Supplied data:
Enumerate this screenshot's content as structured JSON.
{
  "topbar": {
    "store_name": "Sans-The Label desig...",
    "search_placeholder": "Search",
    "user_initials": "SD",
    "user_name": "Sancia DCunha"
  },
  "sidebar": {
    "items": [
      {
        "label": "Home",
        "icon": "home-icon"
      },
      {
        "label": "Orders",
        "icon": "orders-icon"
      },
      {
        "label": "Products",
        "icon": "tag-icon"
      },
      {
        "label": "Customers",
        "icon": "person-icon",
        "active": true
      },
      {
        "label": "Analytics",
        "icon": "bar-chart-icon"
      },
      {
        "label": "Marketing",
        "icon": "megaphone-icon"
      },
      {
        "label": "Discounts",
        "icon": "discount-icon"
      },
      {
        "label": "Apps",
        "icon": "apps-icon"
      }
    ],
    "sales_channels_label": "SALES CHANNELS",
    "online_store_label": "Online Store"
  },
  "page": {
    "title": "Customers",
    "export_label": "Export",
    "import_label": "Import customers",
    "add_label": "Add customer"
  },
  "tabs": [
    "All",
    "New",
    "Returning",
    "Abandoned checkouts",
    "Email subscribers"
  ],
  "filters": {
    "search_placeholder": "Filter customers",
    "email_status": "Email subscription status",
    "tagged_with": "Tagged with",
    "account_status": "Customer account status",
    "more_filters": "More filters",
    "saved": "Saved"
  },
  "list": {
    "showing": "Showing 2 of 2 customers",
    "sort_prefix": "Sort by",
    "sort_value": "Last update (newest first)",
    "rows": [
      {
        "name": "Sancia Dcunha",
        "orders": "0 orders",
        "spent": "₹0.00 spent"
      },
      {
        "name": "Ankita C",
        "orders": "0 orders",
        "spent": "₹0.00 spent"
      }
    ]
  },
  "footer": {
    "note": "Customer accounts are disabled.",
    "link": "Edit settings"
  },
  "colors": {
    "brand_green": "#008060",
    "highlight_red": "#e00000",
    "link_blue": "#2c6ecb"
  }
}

Task instructions: Once more, set down the full listing, verbatim.

Complete answer:
Enumerate this screenshot's content as structured JSON.
{
  "topbar": {
    "store_name": "Sans-The Label desig...",
    "search_placeholder": "Search",
    "user_initials": "SD",
    "user_name": "Sancia DCunha"
  },
  "sidebar": {
    "items": [
      {
        "label": "Home",
        "icon": "home-icon"
      },
      {
        "label": "Orders",
        "icon": "orders-icon"
      },
      {
        "label": "Products",
        "icon": "tag-icon"
      },
      {
        "label": "Customers",
        "icon": "person-icon",
        "active": true
      },
      {
        "label": "Analytics",
        "icon": "bar-chart-icon"
      },
      {
        "label": "Marketing",
        "icon": "megaphone-icon"
      },
      {
        "label": "Discounts",
        "icon": "discount-icon"
      },
      {
        "label": "Apps",
        "icon": "apps-icon"
      }
    ],
    "sales_channels_label": "SALES CHANNELS",
    "online_store_label": "Online Store"
  },
  "page": {
    "title": "Customers",
    "export_label": "Export",
    "import_label": "Import customers",
    "add_label": "Add customer"
  },
  "tabs": [
    "All",
    "New",
    "Returning",
    "Abandoned checkouts",
    "Email subscribers"
  ],
  "filters": {
    "search_placeholder": "Filter customers",
    "email_status": "Email subscription status",
    "tagged_with": "Tagged with",
    "account_status": "Customer account status",
    "more_filters": "More filters",
    "saved": "Saved"
  },
  "list": {
    "showing": "Showing 2 of 2 customers",
    "sort_prefix": "Sort by",
    "sort_value": "Last update (newest first)",
    "rows": [
      {
        "name": "Sancia Dcunha",
        "orders": "0 orders",
        "spent": "₹0.00 spent"
      },
      {
        "name": "Ankita C",
        "orders": "0 orders",
        "spent": "₹0.00 spent"
      }
    ]
  },
  "footer": {
    "note": "Customer accounts are disabled.",
    "link": "Edit settings"
  },
  "colors": {
    "brand_green": "#008060",
    "highlight_red": "#e00000",
    "link_blue": "#2c6ecb"
  }
}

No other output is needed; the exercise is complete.